• STATED EXERCISE
In the data below, find every line that has the string "marker", and copy it.

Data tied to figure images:
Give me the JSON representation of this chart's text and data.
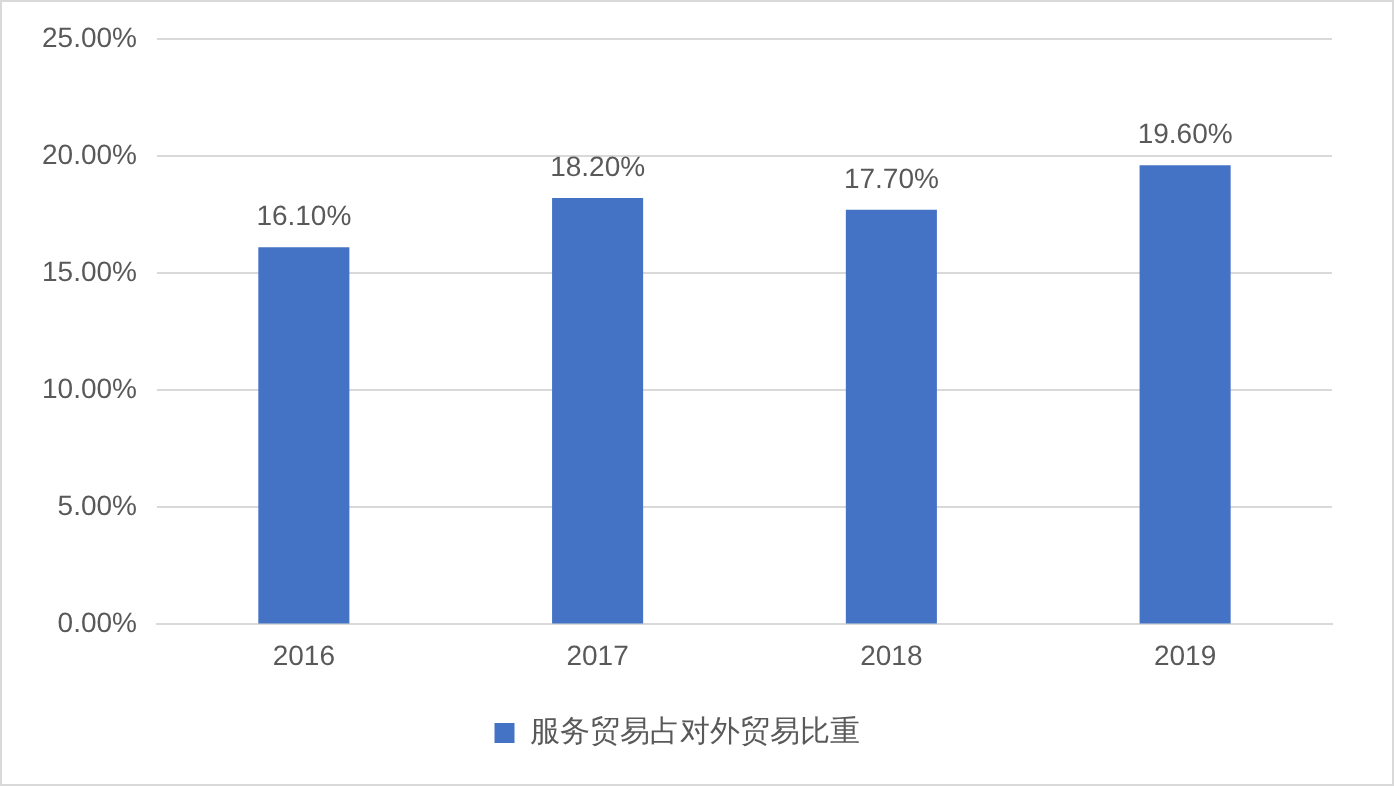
{
  "chart_data": {
    "type": "bar",
    "categories": [
      "2016",
      "2017",
      "2018",
      "2019"
    ],
    "series": [
      {
        "name": "服务贸易占对外贸易比重",
        "color": "#4472c4",
        "values": [
          16.1,
          18.2,
          17.7,
          19.6
        ],
        "value_labels": [
          "16.10%",
          "18.20%",
          "17.70%",
          "19.60%"
        ]
      }
    ],
    "ylim": [
      0,
      25
    ],
    "yticks": [
      {
        "value": 0,
        "label": "0.00%"
      },
      {
        "value": 5,
        "label": "5.00%"
      },
      {
        "value": 10,
        "label": "10.00%"
      },
      {
        "value": 15,
        "label": "15.00%"
      },
      {
        "value": 20,
        "label": "20.00%"
      },
      {
        "value": 25,
        "label": "25.00%"
      }
    ],
    "grid": "y",
    "legend": "bottom"
  }
}
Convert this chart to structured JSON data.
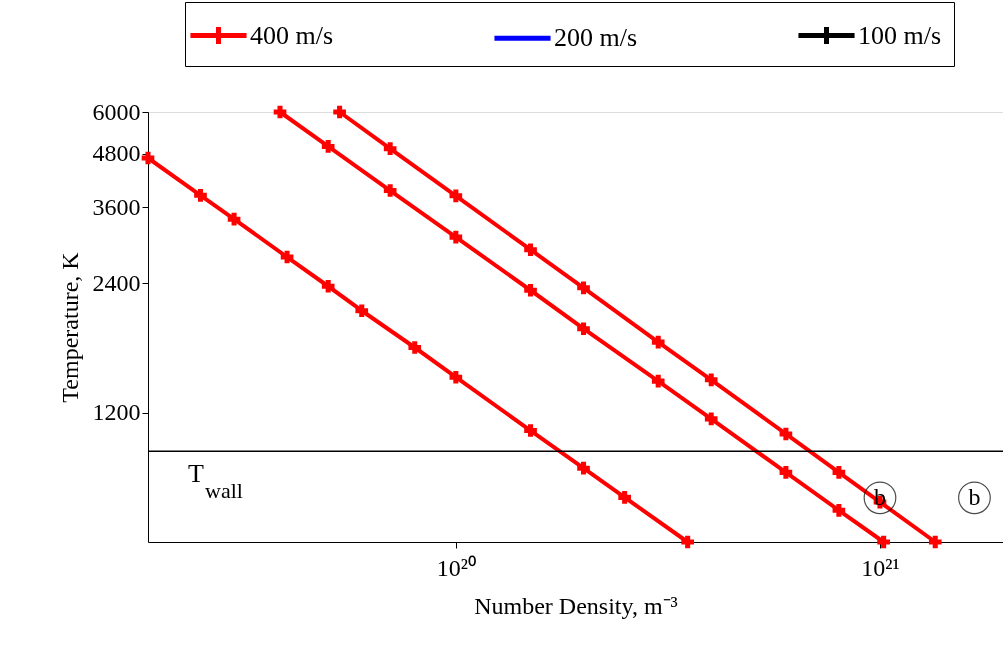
{
  "chart_data": {
    "type": "line",
    "xlabel": "Number Density, m⁻³",
    "ylabel": "Temperature, K",
    "log": "xy",
    "grid": false,
    "legend": "top",
    "marker": "cross",
    "line_style": "solid",
    "xlim": [
      1.88e+19,
      1.95e+21
    ],
    "ylim": [
      600,
      6000
    ],
    "xticks": [
      {
        "value": 1e+20,
        "label": "10²⁰"
      },
      {
        "value": 1e+21,
        "label": "10²¹"
      }
    ],
    "yticks": [
      1200,
      2400,
      3600,
      4800,
      6000
    ],
    "series": [
      {
        "name": "400 m/s",
        "color": "#ff0000",
        "x": [
          1.88e+19,
          2.5e+19,
          3e+19,
          4e+19,
          5e+19,
          6e+19,
          8e+19,
          1e+20,
          1.5e+20,
          2e+20,
          2.5e+20,
          3.52e+20
        ],
        "values": [
          4690,
          3840,
          3380,
          2760,
          2360,
          2070,
          1700,
          1450,
          1090,
          891,
          762,
          600
        ]
      },
      {
        "name": "200 m/s",
        "color": "#0000ff",
        "marker": "none"
      },
      {
        "name": "100 m/s",
        "color": "#000000",
        "marker": "cross"
      },
      {
        "color": "#ff0000",
        "x": [
          3.85e+19,
          5e+19,
          7e+19,
          1e+20,
          1.5e+20,
          2e+20,
          3e+20,
          4e+20,
          6e+20,
          8e+20,
          1.02e+21
        ],
        "values": [
          6000,
          4990,
          3940,
          3070,
          2310,
          1880,
          1420,
          1160,
          871,
          711,
          600
        ]
      },
      {
        "color": "#ff0000",
        "x": [
          5.32e+19,
          7e+19,
          1e+20,
          1.5e+20,
          2e+20,
          3e+20,
          4e+20,
          6e+20,
          8e+20,
          1e+21,
          1.35e+21
        ],
        "values": [
          6000,
          4930,
          3830,
          2870,
          2340,
          1750,
          1430,
          1070,
          871,
          743,
          600
        ]
      }
    ],
    "ref_lines": [
      {
        "axis": "y",
        "value": 975,
        "label": "T$_{wall}$",
        "color": "#000000",
        "line_style": "solid"
      }
    ],
    "annotations": [
      {
        "text": "b",
        "x": 1e+21,
        "y": 760
      },
      {
        "text": "b",
        "x": 1.67e+21,
        "y": 760
      }
    ]
  }
}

• THE OUTPUT
    "marker": "cross",
        "marker": "none"
        "marker": "cross"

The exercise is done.